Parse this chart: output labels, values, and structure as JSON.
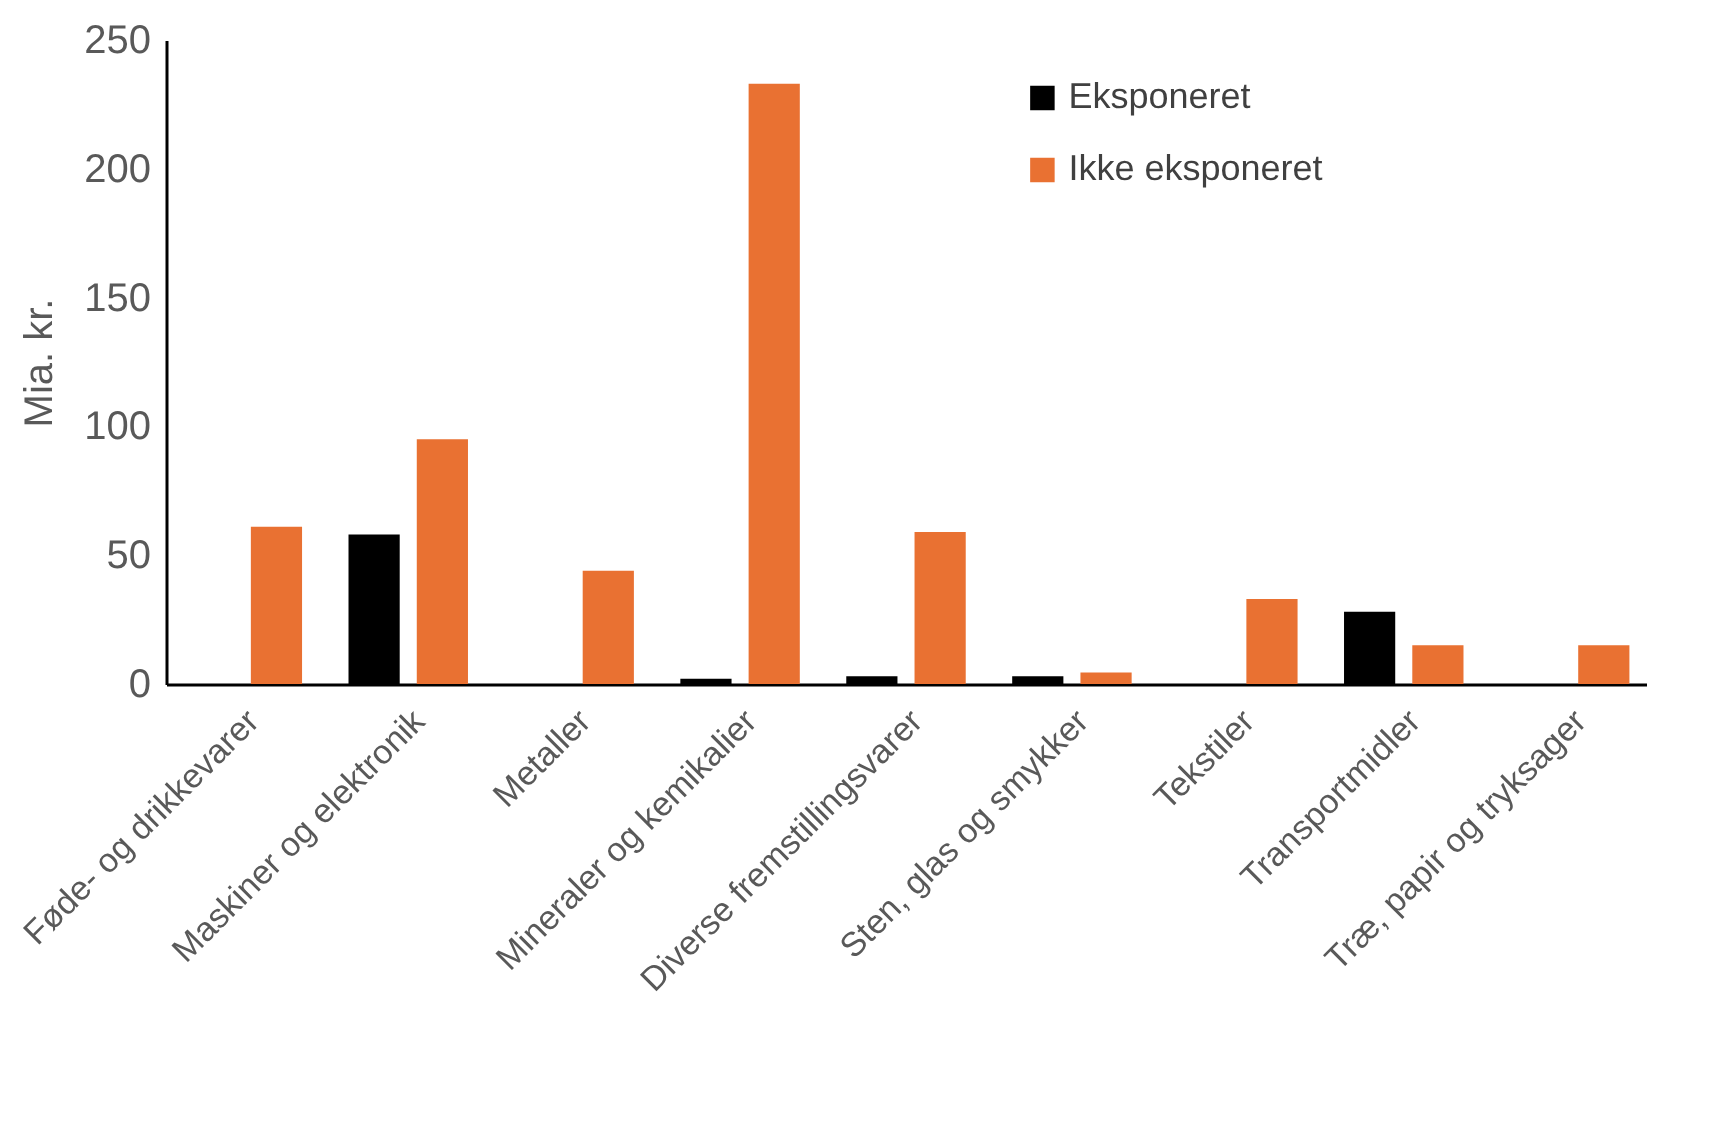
{
  "chart_data": {
    "type": "bar",
    "ylabel": "Mia. kr.",
    "categories": [
      "Føde- og drikkevarer",
      "Maskiner og elektronik",
      "Metaller",
      "Mineraler og kemikalier",
      "Diverse fremstillingsvarer",
      "Sten, glas og smykker",
      "Tekstiler",
      "Transportmidler",
      "Træ, papir og tryksager"
    ],
    "series": [
      {
        "name": "Eksponeret",
        "color": "#000000",
        "values": [
          0,
          58,
          0,
          2,
          3,
          3,
          0,
          28,
          0
        ]
      },
      {
        "name": "Ikke eksponeret",
        "color": "#e97132",
        "values": [
          61,
          95,
          44,
          233,
          59,
          4.5,
          33,
          15,
          15
        ]
      }
    ],
    "ylim": [
      0,
      250
    ],
    "yticks": [
      0,
      50,
      100,
      150,
      200,
      250
    ],
    "grid": false,
    "legend": "top right"
  }
}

▶ Exercise goal:
Among the entries, how many lines contain the string "name"? Give the number without anything else.

▶ Response for this exercise:
2